#### Given data
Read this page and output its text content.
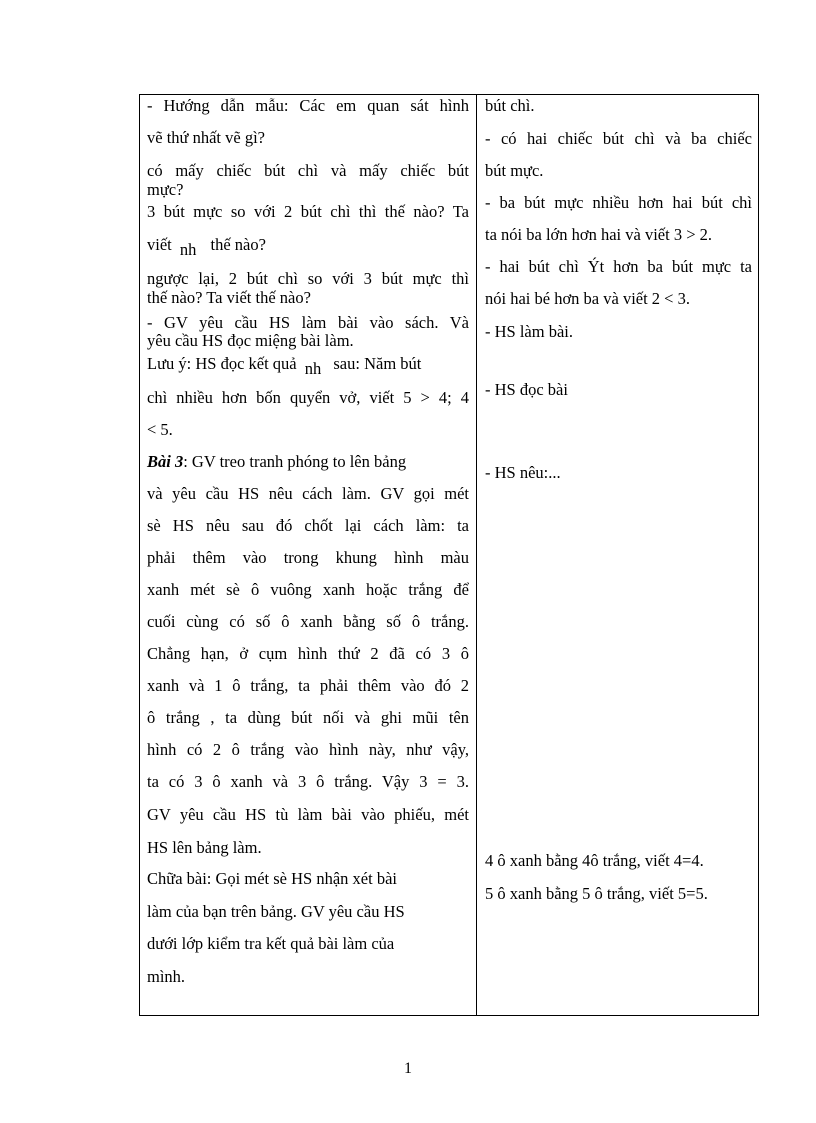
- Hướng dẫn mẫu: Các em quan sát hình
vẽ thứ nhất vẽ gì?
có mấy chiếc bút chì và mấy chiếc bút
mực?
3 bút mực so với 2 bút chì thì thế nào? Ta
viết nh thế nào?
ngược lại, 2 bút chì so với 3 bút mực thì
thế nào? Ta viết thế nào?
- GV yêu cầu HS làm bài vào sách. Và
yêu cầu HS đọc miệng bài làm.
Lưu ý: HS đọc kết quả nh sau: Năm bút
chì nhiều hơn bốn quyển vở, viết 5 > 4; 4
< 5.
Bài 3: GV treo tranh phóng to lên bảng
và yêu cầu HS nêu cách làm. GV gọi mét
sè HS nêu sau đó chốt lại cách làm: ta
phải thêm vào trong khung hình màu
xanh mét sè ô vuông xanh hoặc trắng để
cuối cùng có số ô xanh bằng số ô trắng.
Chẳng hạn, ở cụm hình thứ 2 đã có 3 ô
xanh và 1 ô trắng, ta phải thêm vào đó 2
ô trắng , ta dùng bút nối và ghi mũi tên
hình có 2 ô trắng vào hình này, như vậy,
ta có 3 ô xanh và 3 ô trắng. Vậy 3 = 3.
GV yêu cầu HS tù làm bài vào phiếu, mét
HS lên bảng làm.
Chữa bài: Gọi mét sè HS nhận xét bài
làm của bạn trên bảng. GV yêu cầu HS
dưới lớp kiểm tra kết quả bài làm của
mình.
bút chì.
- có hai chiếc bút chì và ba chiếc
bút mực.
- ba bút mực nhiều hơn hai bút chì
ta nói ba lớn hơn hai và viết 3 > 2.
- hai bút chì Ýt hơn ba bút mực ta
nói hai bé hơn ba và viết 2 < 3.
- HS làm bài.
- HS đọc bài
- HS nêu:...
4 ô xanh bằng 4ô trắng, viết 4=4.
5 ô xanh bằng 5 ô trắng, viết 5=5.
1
########
**Goal**
Scan the lines for the string "bằng". Copy out each line that matches.

**Result of the task**
cuối cùng có số ô xanh bằng số ô trắng.
4 ô xanh bằng 4ô trắng, viết 4=4.
5 ô xanh bằng 5 ô trắng, viết 5=5.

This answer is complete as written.